Gather each line of the records where "Convergence" appears.

— Start of Listing —

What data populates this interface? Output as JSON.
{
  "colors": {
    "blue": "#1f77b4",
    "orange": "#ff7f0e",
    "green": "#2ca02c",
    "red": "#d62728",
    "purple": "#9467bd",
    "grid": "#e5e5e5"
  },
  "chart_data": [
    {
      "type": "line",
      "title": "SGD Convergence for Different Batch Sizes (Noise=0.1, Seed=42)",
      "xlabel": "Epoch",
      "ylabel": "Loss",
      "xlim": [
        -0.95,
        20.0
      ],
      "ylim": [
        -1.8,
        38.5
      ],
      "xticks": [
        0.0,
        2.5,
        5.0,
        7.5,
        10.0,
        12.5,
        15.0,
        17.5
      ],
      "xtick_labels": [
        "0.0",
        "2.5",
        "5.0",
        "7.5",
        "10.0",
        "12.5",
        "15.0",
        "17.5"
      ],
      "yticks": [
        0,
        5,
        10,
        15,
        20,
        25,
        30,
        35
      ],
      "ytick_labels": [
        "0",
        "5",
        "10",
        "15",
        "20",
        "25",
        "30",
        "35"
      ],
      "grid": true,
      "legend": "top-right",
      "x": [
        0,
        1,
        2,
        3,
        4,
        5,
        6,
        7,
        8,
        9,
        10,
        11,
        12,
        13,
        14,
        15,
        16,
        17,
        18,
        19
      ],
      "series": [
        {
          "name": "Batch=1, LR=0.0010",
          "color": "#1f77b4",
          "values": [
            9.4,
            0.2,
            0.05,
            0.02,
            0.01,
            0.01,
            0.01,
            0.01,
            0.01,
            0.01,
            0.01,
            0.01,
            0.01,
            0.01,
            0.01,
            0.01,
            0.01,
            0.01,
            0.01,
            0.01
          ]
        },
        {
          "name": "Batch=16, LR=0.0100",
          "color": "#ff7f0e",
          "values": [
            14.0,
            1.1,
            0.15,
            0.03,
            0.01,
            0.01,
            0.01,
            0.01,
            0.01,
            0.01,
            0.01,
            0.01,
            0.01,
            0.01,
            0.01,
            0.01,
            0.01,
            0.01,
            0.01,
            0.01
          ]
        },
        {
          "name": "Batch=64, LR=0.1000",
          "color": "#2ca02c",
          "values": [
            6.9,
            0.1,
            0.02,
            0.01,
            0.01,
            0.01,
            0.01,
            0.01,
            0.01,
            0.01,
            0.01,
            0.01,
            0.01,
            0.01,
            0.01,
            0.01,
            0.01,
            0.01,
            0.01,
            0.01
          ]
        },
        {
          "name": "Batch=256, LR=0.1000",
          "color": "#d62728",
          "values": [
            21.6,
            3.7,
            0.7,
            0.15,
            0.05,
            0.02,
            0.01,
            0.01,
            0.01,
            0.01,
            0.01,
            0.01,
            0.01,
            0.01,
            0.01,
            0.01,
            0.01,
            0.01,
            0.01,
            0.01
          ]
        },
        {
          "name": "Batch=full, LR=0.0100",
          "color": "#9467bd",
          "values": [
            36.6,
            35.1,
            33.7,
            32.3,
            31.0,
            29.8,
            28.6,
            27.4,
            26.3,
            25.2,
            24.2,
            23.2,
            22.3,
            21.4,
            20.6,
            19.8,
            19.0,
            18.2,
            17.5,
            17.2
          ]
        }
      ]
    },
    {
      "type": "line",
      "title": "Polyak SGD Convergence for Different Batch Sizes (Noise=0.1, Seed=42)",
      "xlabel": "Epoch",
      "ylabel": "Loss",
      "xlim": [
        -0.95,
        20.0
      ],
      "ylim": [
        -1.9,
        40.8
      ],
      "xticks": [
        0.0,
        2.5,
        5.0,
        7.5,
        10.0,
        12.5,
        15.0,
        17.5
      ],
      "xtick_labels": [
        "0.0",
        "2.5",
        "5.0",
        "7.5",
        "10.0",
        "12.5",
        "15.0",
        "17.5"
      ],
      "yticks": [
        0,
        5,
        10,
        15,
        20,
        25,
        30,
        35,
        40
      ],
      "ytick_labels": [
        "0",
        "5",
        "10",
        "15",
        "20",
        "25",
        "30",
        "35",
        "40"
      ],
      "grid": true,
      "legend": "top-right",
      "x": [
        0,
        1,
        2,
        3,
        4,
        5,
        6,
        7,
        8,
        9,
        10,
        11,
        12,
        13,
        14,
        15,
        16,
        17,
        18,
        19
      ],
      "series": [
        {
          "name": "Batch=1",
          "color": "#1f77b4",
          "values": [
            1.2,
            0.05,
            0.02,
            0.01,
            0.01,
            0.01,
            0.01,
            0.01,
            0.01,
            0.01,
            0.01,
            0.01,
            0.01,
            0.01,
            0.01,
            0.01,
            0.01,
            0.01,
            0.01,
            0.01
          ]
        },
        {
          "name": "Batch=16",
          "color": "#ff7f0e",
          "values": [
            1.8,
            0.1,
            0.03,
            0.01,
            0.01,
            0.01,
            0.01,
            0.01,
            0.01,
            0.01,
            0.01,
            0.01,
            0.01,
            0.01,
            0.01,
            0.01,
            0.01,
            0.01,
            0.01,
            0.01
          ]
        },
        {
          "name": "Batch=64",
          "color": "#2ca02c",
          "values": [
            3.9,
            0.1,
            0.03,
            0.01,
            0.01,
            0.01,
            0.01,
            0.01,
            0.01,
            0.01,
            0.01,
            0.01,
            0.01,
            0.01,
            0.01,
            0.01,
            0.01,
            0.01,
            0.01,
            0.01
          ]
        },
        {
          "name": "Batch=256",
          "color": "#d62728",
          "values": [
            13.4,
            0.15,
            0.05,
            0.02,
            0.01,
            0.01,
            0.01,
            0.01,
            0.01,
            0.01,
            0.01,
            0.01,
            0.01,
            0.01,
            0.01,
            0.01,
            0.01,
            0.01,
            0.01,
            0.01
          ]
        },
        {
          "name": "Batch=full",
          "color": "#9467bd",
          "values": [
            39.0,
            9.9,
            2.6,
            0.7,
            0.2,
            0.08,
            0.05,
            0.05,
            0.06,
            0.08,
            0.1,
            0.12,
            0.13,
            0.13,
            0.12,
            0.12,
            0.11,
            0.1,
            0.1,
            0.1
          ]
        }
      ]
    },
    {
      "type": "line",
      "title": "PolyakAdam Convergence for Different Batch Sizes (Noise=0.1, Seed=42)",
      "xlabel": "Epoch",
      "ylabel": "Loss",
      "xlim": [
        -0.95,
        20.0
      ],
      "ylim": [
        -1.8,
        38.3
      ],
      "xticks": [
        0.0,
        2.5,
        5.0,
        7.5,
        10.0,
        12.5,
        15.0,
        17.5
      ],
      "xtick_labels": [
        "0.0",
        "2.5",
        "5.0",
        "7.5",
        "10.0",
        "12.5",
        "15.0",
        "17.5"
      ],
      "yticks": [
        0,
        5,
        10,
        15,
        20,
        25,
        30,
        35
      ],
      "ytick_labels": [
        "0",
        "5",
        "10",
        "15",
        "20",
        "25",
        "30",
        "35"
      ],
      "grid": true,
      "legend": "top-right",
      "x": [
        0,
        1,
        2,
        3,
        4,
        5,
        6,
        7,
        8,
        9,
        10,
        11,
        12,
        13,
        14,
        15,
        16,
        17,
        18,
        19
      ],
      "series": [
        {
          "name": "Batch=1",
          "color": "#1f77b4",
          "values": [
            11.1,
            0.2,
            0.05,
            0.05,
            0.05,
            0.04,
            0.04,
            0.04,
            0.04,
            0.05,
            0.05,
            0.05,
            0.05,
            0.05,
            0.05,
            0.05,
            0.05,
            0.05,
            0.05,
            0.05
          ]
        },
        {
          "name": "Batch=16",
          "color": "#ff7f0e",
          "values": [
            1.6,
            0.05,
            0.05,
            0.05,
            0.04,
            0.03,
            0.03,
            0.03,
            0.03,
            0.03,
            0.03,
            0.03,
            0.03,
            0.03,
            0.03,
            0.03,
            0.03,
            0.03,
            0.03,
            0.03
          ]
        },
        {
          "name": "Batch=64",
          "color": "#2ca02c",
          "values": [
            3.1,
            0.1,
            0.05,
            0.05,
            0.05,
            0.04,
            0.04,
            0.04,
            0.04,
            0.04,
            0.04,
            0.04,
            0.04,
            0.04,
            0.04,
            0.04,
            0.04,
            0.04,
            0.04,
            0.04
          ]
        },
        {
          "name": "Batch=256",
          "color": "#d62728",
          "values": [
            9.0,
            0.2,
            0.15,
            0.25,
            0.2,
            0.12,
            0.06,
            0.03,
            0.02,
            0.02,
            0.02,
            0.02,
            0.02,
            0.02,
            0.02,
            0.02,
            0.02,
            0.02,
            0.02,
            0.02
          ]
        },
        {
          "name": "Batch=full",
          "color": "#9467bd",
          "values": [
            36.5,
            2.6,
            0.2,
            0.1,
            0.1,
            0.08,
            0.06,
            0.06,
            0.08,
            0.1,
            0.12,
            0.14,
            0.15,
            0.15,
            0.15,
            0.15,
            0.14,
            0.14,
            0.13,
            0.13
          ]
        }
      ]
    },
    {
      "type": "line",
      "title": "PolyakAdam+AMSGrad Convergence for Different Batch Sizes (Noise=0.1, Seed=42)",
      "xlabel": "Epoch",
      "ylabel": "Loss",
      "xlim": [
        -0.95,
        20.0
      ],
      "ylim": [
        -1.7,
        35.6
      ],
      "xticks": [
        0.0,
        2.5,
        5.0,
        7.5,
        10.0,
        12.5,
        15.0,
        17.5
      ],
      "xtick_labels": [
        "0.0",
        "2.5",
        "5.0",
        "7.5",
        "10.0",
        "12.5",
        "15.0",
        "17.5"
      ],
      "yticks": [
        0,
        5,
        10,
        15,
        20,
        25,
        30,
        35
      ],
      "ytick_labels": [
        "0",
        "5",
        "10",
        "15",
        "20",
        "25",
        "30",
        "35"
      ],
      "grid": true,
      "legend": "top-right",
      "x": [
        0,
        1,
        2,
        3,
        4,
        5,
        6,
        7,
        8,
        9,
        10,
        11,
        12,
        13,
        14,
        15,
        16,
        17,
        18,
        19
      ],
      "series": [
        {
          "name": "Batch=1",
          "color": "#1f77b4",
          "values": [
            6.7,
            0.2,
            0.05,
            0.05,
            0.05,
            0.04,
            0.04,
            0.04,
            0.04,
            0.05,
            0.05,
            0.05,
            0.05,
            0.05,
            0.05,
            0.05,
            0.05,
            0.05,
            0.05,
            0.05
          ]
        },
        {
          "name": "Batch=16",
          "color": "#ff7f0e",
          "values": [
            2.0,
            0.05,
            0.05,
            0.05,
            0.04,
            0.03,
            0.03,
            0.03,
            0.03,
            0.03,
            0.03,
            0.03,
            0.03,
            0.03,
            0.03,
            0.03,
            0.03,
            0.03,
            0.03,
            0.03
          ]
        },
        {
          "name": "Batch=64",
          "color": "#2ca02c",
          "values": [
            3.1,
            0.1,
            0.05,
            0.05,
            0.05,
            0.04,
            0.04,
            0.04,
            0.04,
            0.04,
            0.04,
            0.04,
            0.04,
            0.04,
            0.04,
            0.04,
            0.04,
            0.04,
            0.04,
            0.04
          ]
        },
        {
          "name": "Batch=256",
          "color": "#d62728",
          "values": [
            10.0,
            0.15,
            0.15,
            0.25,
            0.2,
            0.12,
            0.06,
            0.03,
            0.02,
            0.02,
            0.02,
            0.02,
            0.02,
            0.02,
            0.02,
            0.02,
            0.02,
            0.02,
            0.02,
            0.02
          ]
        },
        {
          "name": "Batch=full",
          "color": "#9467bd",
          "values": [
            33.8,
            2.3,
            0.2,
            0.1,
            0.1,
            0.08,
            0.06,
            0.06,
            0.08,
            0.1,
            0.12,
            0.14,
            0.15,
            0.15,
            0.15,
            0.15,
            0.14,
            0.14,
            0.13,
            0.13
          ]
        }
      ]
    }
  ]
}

— End of Listing —

**Full answer**
      "title": "SGD Convergence for Different Batch Sizes (Noise=0.1, Seed=42)",
      "title": "Polyak SGD Convergence for Different Batch Sizes (Noise=0.1, Seed=42)",
      "title": "PolyakAdam Convergence for Different Batch Sizes (Noise=0.1, Seed=42)",
      "title": "PolyakAdam+AMSGrad Convergence for Different Batch Sizes (Noise=0.1, Seed=42)",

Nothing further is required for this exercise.